• [EXTRAIT CHOISI]
::::::

Conseil d'État, , 04/09/2018, 423739, Inédit au recueil Lebon

Texte intégral

RÉPUBLIQUE FRANCAISE
AU NOM DU PEUPLE FRANCAIS


Vu la procédure suivante :

M. B...C...et Mme A...E..., épouseD..., ont demandé au juge des référés du tribunal administratif de Nice, statuant sur le fondement de l'article L. 521-2 du code de justice administrative, d'enjoindre au préfet des Alpes-Maritimes de les admettre au séjour en qualité de demandeur d'asile en procédure normale durant la durée de l'instruction de leur demande d'asile dans le délai de trois jours à compter de la notification de l'ordonnance à intervenir et, d'autre part, de leur délivrer une attestation de demandeur d'asile et de leur remettre un dossier de demande d'asile dans le délai de trois jours à compter de la notification de l'ordonnance à intervenir, sous astreinte de 50 euros par jour de retard. Par une ordonnance n° 1803327 du 7 août 2018, le juge des référés du tribunal administratif de Nice a rejeté leur demande.

::::::

• [SÉRIE D'EXERCICES]
[A] Répondez aux questions suivantes à l'aide de la décision du Conseil d'État ci-dessus.
(i) Quelle date figure dans l'en-tête de la décision ?
(ii) Quel montant d'astreinte par jour de retard était demandé ?
(iii) Sous quel numéro et à quelle date le juge des référés du tribunal administratif de Nice a-t-il rendu son ordonnance ?
[B] Énumérez toutes les mesures que, d'après la décision du Conseil d'État ci-dessus, les demandeurs voulaient voir imposer au préfet des Alpes-Maritimes.
[C] Rédigez la suite de la décision du Conseil d'État ci-dessus, en partant de la phrase qui la termine.

::::::

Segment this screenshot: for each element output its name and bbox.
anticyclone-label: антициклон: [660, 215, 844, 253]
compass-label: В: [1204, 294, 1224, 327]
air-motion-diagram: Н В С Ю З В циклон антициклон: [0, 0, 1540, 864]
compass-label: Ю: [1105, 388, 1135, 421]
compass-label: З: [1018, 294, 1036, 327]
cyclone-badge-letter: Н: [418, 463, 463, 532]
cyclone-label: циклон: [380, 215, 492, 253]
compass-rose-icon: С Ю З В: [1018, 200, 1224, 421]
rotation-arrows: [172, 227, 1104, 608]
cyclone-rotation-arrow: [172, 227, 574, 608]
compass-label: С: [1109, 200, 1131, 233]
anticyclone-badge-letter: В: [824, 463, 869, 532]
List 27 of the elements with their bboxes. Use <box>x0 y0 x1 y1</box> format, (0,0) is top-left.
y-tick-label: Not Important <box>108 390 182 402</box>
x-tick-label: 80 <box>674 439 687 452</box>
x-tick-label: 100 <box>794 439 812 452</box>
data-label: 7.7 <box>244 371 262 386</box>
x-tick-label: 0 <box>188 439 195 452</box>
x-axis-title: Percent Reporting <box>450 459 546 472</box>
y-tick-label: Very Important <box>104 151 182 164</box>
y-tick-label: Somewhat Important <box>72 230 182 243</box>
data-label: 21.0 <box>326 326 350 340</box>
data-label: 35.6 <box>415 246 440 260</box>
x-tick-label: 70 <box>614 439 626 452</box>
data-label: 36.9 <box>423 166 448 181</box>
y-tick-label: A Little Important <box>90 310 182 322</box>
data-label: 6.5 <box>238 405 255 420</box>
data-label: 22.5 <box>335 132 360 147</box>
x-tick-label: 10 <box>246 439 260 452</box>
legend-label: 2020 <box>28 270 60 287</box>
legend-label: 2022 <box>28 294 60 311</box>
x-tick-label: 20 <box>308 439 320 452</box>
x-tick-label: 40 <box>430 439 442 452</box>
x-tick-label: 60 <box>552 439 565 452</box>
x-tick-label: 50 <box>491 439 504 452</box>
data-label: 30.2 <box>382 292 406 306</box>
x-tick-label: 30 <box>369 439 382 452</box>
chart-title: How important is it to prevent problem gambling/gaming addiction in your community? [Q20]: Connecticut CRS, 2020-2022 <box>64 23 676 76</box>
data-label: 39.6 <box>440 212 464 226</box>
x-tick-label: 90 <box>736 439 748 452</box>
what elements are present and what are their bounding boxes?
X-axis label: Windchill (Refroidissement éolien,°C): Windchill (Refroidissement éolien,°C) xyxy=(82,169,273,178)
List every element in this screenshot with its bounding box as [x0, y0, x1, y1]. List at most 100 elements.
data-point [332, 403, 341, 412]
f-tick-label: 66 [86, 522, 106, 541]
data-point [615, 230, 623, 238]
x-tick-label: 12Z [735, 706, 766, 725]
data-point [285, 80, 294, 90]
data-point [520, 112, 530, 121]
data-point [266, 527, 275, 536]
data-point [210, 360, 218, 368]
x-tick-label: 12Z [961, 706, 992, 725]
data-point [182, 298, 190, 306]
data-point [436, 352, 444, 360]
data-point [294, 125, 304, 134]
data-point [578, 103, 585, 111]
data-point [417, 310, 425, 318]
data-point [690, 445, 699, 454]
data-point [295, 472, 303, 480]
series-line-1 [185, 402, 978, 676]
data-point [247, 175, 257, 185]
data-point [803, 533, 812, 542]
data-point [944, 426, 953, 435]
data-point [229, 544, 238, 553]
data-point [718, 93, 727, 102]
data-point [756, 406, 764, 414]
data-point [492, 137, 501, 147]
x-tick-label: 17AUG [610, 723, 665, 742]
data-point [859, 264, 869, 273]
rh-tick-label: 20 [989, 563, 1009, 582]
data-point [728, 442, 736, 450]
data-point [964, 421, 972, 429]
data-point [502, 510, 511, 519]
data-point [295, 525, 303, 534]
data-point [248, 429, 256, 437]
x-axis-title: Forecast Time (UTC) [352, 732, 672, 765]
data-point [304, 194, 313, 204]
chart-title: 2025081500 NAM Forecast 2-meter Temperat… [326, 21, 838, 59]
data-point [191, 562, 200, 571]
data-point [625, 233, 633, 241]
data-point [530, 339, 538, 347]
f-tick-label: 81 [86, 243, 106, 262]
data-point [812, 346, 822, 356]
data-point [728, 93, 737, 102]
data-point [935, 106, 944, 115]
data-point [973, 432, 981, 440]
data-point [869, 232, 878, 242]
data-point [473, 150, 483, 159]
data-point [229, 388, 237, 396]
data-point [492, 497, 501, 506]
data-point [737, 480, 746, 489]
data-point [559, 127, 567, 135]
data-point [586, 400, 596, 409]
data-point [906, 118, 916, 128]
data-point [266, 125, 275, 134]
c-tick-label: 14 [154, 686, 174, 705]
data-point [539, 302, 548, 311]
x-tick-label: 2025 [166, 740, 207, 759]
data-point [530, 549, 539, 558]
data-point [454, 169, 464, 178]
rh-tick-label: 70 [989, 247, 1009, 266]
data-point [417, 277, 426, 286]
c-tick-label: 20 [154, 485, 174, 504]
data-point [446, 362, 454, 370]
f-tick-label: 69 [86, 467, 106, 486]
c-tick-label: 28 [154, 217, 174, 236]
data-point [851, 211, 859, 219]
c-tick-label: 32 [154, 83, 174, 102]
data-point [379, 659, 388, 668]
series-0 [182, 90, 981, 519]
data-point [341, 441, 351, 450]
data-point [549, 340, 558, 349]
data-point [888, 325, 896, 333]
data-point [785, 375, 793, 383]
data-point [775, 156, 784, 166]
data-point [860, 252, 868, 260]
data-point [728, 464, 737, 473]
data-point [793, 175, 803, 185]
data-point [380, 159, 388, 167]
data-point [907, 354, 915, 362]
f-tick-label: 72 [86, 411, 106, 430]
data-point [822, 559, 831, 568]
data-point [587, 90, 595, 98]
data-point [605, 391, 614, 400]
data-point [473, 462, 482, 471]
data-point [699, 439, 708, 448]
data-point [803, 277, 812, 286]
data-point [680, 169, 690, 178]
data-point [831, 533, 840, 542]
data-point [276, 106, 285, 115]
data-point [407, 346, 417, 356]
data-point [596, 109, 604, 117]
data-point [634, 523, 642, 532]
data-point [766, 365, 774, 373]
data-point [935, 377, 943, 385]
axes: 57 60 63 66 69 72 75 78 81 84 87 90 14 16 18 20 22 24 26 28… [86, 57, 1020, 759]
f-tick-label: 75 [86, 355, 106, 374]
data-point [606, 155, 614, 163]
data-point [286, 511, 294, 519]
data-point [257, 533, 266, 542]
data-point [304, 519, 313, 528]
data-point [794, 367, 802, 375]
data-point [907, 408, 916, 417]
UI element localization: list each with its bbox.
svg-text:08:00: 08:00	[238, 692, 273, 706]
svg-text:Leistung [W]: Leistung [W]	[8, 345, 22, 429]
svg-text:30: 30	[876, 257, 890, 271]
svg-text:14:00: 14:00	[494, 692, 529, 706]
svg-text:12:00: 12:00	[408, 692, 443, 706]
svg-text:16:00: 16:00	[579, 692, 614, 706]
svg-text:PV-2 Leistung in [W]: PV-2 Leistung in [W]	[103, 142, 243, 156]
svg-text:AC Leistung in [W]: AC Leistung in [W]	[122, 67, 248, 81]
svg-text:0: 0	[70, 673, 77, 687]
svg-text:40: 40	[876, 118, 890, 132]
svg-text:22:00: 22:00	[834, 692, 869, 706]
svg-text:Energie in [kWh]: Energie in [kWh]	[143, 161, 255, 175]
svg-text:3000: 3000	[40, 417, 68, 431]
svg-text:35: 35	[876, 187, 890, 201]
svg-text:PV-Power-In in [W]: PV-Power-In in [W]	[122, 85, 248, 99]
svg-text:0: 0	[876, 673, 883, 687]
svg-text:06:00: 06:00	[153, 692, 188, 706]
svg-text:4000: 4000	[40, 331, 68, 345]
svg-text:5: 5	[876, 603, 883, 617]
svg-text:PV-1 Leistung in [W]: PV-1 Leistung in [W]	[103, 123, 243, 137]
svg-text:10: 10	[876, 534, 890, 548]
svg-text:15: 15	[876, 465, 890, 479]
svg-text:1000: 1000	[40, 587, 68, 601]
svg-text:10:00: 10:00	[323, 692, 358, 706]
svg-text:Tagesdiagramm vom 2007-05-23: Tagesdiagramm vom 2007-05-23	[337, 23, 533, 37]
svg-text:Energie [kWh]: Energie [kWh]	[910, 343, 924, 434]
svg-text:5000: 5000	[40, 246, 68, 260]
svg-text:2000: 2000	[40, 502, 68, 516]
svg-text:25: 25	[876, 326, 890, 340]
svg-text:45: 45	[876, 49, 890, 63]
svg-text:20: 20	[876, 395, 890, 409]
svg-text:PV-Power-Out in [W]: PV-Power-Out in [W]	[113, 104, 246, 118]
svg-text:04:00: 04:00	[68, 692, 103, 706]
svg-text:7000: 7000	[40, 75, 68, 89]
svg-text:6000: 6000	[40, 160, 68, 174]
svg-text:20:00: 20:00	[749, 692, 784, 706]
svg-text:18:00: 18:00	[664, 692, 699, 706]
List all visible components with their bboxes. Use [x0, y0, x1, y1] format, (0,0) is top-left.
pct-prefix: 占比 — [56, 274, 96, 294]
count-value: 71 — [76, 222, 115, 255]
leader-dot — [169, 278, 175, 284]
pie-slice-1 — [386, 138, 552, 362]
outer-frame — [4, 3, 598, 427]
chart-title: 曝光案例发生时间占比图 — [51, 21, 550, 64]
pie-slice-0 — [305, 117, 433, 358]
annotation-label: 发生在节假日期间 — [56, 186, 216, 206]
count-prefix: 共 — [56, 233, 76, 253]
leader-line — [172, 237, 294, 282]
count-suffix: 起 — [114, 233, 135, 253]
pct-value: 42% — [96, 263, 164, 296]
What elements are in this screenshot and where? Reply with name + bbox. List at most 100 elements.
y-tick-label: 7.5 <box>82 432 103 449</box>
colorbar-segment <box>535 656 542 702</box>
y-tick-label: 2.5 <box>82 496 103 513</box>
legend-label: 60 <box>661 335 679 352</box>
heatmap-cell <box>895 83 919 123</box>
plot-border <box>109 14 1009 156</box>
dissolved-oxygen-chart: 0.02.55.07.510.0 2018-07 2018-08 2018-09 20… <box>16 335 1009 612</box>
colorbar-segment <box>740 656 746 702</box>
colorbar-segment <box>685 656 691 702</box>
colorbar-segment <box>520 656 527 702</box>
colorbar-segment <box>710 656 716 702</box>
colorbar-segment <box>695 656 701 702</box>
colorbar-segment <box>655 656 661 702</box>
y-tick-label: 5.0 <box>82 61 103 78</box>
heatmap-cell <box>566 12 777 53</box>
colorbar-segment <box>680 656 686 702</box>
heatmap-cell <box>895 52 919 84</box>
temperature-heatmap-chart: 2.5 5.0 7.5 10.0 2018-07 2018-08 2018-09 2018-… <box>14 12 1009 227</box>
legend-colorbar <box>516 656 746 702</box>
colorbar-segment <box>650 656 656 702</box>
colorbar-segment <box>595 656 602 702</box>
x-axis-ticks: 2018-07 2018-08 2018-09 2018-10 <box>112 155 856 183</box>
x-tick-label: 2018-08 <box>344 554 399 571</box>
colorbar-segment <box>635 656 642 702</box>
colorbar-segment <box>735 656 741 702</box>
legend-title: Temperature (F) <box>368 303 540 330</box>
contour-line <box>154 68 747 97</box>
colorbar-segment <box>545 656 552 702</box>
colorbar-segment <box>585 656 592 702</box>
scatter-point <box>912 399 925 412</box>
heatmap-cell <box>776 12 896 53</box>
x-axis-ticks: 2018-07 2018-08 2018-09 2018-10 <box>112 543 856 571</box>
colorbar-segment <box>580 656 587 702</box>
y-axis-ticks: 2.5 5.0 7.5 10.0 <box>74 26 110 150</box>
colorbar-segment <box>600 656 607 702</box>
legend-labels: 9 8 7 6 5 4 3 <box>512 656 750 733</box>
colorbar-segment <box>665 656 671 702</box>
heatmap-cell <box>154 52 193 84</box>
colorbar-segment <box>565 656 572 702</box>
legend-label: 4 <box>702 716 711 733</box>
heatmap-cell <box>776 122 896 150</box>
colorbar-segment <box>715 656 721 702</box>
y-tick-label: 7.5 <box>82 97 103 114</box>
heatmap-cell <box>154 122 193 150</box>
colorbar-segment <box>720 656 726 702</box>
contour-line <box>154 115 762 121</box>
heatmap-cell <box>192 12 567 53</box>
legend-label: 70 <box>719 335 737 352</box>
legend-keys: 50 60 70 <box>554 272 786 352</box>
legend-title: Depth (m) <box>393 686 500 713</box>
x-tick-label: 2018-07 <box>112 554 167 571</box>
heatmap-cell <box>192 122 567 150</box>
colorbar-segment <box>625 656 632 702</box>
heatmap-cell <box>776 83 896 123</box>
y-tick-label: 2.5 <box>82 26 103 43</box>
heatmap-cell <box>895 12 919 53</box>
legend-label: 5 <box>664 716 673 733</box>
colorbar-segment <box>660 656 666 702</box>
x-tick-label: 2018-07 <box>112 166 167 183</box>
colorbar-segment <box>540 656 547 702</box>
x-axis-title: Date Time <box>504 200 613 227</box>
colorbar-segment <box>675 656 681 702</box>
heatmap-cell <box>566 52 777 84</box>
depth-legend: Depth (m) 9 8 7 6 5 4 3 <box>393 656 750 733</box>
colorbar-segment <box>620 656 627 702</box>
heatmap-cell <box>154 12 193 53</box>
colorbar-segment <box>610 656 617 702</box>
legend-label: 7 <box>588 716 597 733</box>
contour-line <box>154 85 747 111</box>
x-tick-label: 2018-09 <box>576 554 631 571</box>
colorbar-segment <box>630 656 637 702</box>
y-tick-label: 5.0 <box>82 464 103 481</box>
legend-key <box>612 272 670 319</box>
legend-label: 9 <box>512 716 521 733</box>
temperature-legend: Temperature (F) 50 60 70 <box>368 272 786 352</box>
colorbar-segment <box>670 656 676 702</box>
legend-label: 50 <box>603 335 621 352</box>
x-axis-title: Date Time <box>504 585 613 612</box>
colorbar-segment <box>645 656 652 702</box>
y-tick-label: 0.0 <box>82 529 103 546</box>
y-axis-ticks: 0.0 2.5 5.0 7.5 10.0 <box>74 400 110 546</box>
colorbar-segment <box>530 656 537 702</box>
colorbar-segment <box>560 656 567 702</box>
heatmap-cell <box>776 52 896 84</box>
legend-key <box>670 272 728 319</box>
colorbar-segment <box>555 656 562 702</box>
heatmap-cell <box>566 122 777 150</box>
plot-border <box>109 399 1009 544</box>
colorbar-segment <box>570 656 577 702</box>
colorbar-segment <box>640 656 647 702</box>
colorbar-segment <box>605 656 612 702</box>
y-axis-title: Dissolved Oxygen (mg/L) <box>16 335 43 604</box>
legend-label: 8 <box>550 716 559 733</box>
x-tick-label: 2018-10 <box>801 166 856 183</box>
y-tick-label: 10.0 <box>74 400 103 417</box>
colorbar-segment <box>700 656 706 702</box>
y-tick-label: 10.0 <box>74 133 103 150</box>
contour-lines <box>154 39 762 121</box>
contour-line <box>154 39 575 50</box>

::::::

• [RÉPONSES PAR CONSIGNE]
[A]
(i) 04/09/2018
(ii) 50 euros par jour de retard
(iii) Ordonnance n° 1803327 du 7 août 2018

[B]
- Les admettre au séjour en qualité de demandeur d'asile en procédure normale durant l'instruction de leur demande d'asile
- Leur délivrer une attestation de demandeur d'asile
- Leur remettre un dossier de demande d'asile

[C]
Par une requête, enregistrée le 30 août 2018 au secrétariat du contentieux du Conseil d'Etat, M. et Mme C...demandent au juge des référés du Conseil d'Etat, statuant sur le fondement de l'article L. 521-2 du code de justice administrative :

1°) de leur accorder le bénéfice de l'aide juridictionnelle provisoire ;

2°) d'annuler cette ordonnance ;

3°) d'enjoindre à l'Etat d'enregistrer leur demande d'asile en procédure normale sous astreinte de 100 euros par jour de retard ;

4°) de mettre à la charge de l'Etat le versement à chacun des requérants de la somme 2 000 euros au titre de l'article L. 761-1 du code de justice administrative.



Ils soutiennent que :
- l'ordonnance litigieuse est entachée d'une dénaturation des faits dès lors qu'ils n'ont pas changé d'adresse de domiciliation ;
- elle est entachée d'une erreur de droit dès lors que leur refus de se rendre en Pologne pour qu'il soit statué sur leur demande d'asile au sein de l'Union européenne n'est pas susceptible de caractériser la fuite au sens du règlement Dublin III.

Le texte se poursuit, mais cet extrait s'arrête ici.